▶ [EXERCISE]
Extract the lines of the listing below from its first line through the line containing "top-rule-accent bbox=[55, 0, 150, 3]", inclusive, and reproduce them without any changes.

[Spatial layout entries]
===
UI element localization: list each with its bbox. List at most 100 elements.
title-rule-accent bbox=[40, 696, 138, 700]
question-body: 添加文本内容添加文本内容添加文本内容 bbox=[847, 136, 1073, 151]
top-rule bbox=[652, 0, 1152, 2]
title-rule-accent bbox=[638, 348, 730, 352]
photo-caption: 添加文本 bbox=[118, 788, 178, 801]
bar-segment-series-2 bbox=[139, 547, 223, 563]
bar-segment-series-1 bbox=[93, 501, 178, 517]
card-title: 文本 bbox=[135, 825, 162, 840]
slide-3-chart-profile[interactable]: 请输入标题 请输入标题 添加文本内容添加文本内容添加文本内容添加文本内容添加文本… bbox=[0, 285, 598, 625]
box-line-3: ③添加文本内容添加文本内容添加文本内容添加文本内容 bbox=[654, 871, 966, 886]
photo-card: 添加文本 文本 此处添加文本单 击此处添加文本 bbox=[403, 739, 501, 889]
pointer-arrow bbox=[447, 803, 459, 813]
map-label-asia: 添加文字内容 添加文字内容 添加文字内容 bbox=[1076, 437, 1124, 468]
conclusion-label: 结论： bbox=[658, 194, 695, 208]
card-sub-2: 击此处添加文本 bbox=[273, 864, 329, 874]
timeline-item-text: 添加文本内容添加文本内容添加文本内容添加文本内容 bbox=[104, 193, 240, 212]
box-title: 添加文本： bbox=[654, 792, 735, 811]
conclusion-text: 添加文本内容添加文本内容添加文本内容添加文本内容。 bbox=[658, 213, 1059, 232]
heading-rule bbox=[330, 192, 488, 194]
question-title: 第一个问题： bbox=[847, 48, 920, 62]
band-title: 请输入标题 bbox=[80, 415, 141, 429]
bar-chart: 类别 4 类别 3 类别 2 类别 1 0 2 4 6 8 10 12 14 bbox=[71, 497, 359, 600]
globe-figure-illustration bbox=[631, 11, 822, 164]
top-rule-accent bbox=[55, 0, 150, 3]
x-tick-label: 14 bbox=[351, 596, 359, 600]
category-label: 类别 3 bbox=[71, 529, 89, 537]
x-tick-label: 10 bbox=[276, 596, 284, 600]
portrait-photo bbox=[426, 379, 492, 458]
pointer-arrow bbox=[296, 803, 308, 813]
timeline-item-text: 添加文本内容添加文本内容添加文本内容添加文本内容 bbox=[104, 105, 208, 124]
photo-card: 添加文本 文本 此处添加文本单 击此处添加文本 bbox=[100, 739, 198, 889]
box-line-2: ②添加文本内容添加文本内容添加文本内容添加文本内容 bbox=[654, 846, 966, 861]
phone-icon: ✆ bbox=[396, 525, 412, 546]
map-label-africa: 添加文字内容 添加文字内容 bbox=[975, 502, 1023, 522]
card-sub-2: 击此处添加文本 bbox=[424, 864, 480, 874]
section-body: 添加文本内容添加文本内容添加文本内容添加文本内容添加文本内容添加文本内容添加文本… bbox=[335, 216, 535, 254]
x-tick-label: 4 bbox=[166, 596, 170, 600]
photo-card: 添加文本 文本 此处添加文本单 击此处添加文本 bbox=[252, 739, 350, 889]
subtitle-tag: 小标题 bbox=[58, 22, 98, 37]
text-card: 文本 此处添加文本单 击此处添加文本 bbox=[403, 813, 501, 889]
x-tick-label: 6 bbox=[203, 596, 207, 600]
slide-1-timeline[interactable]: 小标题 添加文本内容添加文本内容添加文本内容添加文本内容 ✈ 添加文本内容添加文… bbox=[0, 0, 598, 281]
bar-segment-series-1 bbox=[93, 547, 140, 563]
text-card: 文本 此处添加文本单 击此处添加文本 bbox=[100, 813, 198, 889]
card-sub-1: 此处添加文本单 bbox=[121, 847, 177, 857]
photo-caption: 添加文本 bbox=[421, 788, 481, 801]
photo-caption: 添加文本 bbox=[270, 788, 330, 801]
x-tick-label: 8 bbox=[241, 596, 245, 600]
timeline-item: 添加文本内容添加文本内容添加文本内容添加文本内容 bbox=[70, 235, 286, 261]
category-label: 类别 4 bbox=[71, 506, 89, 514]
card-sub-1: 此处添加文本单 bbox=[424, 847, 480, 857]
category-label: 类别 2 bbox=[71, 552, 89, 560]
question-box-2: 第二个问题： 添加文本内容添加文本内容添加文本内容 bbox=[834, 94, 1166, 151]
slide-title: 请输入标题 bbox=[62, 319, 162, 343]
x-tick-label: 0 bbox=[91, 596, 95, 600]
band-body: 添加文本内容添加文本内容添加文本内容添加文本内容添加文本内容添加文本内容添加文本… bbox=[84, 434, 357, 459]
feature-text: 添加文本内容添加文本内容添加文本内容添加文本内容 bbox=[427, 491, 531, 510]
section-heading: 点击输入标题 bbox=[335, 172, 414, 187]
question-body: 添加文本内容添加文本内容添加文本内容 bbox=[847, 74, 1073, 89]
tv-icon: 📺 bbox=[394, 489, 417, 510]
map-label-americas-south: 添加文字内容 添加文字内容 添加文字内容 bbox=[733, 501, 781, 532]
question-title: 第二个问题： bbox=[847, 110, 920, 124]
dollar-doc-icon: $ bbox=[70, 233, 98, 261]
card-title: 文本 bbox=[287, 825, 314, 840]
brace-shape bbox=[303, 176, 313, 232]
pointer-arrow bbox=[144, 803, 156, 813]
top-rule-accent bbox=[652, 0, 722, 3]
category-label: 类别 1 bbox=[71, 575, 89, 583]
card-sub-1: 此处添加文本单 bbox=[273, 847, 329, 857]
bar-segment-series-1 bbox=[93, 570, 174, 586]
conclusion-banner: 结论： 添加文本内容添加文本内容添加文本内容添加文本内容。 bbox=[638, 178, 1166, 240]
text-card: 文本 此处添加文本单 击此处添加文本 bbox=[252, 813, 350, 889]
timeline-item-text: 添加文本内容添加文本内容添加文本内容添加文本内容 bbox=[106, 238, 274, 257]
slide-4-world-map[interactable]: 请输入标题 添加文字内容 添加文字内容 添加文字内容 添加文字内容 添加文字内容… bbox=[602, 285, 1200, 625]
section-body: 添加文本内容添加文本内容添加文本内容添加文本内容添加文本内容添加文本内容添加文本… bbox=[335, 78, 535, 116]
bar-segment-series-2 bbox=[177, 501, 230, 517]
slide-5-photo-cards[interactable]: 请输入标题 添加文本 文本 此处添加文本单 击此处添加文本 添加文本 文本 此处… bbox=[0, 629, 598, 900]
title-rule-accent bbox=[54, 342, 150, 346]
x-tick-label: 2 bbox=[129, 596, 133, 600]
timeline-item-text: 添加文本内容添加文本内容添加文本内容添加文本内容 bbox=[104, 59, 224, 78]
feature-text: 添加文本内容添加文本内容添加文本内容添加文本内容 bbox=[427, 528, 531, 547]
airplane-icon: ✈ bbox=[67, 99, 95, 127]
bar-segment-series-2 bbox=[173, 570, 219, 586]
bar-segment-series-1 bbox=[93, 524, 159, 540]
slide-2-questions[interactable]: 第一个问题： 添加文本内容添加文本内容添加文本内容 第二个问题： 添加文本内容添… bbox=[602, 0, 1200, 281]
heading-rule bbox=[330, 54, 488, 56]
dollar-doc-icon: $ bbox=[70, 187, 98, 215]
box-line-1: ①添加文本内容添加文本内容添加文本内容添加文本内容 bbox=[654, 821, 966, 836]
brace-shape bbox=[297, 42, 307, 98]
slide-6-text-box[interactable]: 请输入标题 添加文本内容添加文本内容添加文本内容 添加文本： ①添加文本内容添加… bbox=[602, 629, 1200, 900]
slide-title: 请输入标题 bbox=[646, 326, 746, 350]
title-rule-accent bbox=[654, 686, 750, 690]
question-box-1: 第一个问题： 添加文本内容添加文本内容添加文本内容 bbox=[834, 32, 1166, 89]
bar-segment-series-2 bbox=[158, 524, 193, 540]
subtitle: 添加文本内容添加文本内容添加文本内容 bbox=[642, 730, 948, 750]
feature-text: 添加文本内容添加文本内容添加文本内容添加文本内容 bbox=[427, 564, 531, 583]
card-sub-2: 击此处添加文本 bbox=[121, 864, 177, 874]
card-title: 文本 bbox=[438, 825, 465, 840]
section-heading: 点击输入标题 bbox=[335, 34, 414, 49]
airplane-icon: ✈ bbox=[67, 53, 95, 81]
===
▶ [PROBLEM SOLUTION]
UI element localization: list each with its bbox. List at most 100 elements.
title-rule-accent bbox=[40, 696, 138, 700]
question-body: 添加文本内容添加文本内容添加文本内容 bbox=[847, 136, 1073, 151]
top-rule bbox=[652, 0, 1152, 2]
title-rule-accent bbox=[638, 348, 730, 352]
photo-caption: 添加文本 bbox=[118, 788, 178, 801]
bar-segment-series-2 bbox=[139, 547, 223, 563]
bar-segment-series-1 bbox=[93, 501, 178, 517]
card-title: 文本 bbox=[135, 825, 162, 840]
slide-3-chart-profile[interactable]: 请输入标题 请输入标题 添加文本内容添加文本内容添加文本内容添加文本内容添加文本… bbox=[0, 285, 598, 625]
box-line-3: ③添加文本内容添加文本内容添加文本内容添加文本内容 bbox=[654, 871, 966, 886]
photo-card: 添加文本 文本 此处添加文本单 击此处添加文本 bbox=[403, 739, 501, 889]
pointer-arrow bbox=[447, 803, 459, 813]
map-label-asia: 添加文字内容 添加文字内容 添加文字内容 bbox=[1076, 437, 1124, 468]
conclusion-label: 结论： bbox=[658, 194, 695, 208]
card-sub-2: 击此处添加文本 bbox=[273, 864, 329, 874]
timeline-item-text: 添加文本内容添加文本内容添加文本内容添加文本内容 bbox=[104, 193, 240, 212]
box-title: 添加文本： bbox=[654, 792, 735, 811]
conclusion-text: 添加文本内容添加文本内容添加文本内容添加文本内容。 bbox=[658, 213, 1059, 232]
heading-rule bbox=[330, 192, 488, 194]
question-title: 第一个问题： bbox=[847, 48, 920, 62]
band-title: 请输入标题 bbox=[80, 415, 141, 429]
bar-chart: 类别 4 类别 3 类别 2 类别 1 0 2 4 6 8 10 12 14 bbox=[71, 497, 359, 600]
globe-figure-illustration bbox=[631, 11, 822, 164]
top-rule-accent bbox=[55, 0, 150, 3]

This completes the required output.